INSTRUCTION 1
Answer these questions about the forum discussion on practice areas near PHX.
(a) How far is the NW area from DVT?
(b) In the NE, what is guaranteed to happen if you fly maneuvers at 1000' AGL?
(c) On what frequency does the poster hear some people transmitting for the SE area?

SELECTED EXCERPT
As airspace gets busier and busier, see and avoid becomes that much more important.
 

pilot602

If specified, this will replace the title that
[ QUOTE ]
Had another close pass with traffic, this time a PanAm Seminole, while entering VR-239 Pt. A north of PHX the other day.

[/ QUOTE ]

I think the biggest problem with our training areas (I generally fly in the SE practice area) is the unwillingness of students/CFIs to spread out.

A perfect example is the NW area.

It's literally five minutes (if not less) from DVT and two MAJOR schools.

Students and CFIs alike don't want to go any further because it would take more time to transition which translates into more money spent for the student and potentially less time for the CFI (longer flights mean fewer per day, etc.). There is plenty (well at least more than we think) of space in the PHX area if people are willing to move around a little bit.
 

Wolverine

New Member
The problem is that there is not much space on the north side of the PHX area. The NE is virtually unusable because of the houses that have sprung up out there. Ground reference maneuvers are impossible in the NE - it's guaranteed that someone will call the FAA if you're flying maneuvers at 1000' AGL. There's mountains to the north, mountains to the east, Luke and Glendale to the west, and it's a waste to fly 40-50nm each way to the SE area. I like to go to the west, but even that is getting stretched out to Wickenberg. Or up near Black Canyon City, but that's near an airway.

It's frustrating enough to first find a place to maneuver in. Then, we get forced farther out when someone starts manuevering in that same block of space we've been in for the past hour. [/rant]

btw: What's the official frequency for the SE? I hear some transmitting on 122.75, but I believe the official frequency is something else.
 

MikeD

Administrator
Staff member
[ QUOTE ]
[ QUOTE ]
Had another close pass with traffic, this time a PanAm Seminole, while entering VR-239 Pt. A north of PHX the other day.

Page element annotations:
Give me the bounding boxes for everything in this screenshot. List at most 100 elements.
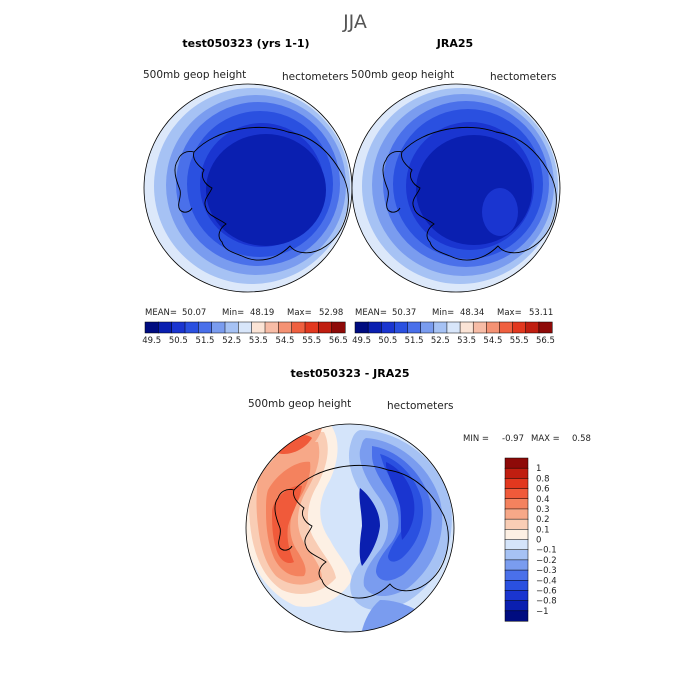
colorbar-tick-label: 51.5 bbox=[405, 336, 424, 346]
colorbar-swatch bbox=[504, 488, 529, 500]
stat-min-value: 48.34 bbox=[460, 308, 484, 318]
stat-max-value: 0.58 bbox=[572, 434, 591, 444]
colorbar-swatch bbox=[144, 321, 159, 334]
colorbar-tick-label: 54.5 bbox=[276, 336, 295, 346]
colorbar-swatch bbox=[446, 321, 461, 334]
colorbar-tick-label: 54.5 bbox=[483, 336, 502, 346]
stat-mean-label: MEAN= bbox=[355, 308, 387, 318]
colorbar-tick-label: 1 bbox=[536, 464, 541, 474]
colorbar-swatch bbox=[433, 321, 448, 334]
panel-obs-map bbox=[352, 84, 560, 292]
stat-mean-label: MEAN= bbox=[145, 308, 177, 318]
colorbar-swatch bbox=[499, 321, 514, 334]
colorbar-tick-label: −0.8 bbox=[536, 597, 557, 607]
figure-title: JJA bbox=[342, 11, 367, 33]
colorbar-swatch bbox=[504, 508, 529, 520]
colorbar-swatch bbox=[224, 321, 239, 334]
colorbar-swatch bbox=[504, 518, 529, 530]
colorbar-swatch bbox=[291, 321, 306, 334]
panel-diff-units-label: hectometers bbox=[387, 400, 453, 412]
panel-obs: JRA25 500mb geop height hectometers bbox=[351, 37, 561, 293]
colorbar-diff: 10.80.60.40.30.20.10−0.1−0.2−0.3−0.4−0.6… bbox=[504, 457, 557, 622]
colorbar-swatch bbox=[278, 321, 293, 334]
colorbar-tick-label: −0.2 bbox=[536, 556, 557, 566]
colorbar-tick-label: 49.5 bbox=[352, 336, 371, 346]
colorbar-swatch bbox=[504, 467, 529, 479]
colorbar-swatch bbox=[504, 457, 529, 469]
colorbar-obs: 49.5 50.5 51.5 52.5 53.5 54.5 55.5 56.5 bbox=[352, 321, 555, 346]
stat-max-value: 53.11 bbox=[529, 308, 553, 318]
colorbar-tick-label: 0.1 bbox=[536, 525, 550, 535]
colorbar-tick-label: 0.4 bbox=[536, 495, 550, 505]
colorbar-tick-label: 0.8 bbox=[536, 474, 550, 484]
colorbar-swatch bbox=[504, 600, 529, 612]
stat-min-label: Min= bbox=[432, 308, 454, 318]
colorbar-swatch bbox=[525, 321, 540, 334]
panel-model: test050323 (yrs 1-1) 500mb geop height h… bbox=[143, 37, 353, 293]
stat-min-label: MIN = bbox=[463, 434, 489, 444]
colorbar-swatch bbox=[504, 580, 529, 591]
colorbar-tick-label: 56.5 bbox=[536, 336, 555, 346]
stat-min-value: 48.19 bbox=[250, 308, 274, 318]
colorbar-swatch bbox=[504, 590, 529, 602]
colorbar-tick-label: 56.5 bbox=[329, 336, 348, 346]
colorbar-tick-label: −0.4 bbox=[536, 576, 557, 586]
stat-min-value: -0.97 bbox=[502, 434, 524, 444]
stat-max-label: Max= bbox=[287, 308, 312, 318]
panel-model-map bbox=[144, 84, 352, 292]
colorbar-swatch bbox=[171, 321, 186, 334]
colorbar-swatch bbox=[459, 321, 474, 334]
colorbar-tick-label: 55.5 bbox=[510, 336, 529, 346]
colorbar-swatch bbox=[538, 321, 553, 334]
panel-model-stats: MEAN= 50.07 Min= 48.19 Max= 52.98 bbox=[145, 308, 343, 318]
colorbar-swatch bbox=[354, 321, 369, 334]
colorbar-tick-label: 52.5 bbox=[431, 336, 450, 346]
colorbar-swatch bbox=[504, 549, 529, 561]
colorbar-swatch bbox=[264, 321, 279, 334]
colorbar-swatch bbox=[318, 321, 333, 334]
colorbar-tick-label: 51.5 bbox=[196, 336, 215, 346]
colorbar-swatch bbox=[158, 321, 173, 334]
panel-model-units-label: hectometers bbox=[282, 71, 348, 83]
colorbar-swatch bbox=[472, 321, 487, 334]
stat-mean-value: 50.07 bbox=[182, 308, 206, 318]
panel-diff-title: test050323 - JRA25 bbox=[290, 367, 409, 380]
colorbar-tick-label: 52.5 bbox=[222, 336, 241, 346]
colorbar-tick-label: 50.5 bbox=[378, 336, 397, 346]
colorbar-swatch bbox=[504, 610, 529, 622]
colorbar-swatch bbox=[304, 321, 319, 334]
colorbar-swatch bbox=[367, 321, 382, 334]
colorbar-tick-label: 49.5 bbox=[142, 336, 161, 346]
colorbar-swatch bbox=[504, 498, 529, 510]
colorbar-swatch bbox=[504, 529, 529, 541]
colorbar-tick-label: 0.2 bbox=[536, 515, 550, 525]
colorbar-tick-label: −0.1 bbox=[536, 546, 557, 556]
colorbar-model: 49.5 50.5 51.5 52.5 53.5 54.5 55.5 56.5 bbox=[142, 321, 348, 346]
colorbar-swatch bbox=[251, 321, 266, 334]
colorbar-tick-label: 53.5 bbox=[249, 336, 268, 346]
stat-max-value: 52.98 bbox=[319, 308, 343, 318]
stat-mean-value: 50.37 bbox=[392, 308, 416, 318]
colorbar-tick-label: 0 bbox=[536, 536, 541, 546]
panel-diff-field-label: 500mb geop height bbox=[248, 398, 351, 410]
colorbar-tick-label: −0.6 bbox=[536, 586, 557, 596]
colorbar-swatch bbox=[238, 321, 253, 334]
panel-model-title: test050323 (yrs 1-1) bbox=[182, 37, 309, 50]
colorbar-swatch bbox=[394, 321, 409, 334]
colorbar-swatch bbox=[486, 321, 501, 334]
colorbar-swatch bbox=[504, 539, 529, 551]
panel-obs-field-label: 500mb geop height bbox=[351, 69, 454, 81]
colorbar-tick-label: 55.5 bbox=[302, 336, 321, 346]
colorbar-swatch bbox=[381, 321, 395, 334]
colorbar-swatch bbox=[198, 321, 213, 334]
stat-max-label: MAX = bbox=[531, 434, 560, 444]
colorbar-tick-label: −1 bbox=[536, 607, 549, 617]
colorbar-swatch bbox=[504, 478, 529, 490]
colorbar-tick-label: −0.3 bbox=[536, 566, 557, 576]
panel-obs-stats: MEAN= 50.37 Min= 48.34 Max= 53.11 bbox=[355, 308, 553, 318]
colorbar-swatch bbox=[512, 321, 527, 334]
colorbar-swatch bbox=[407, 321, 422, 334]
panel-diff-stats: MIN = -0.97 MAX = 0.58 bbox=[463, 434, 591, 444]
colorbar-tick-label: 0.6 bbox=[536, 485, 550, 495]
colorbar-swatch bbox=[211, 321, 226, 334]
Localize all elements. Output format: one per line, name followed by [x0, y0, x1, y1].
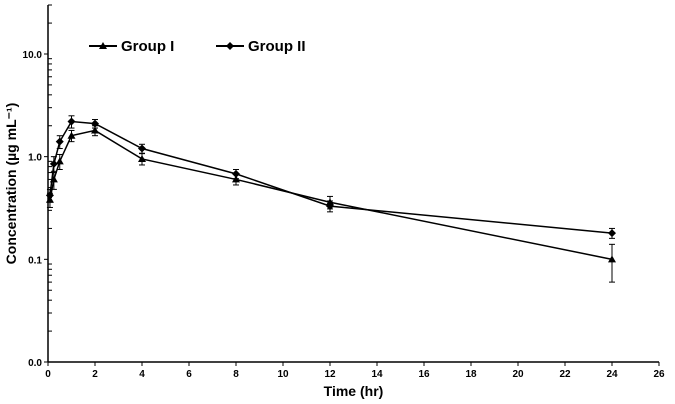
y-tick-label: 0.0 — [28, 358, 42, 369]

INSTRUCTION 2
From the rows, output everything from the line containing "colorbar-tick-label: 51.5 bbox=[405, 336, 424, 346]" down to the line containing "colorbar-swatch bbox=[144, 321, 159, 334]", with both of those lines included.

EXERCISE RESPONSE 1
(a) It is five minutes (if not less) from DVT.
(b) Someone will call the FAA.
(c) 122.75.

EXERCISE RESPONSE 2
colorbar-tick-label: 51.5 bbox=[405, 336, 424, 346]
colorbar-swatch bbox=[504, 488, 529, 500]
stat-min-value: 48.34 bbox=[460, 308, 484, 318]
stat-max-value: 0.58 bbox=[572, 434, 591, 444]
colorbar-swatch bbox=[144, 321, 159, 334]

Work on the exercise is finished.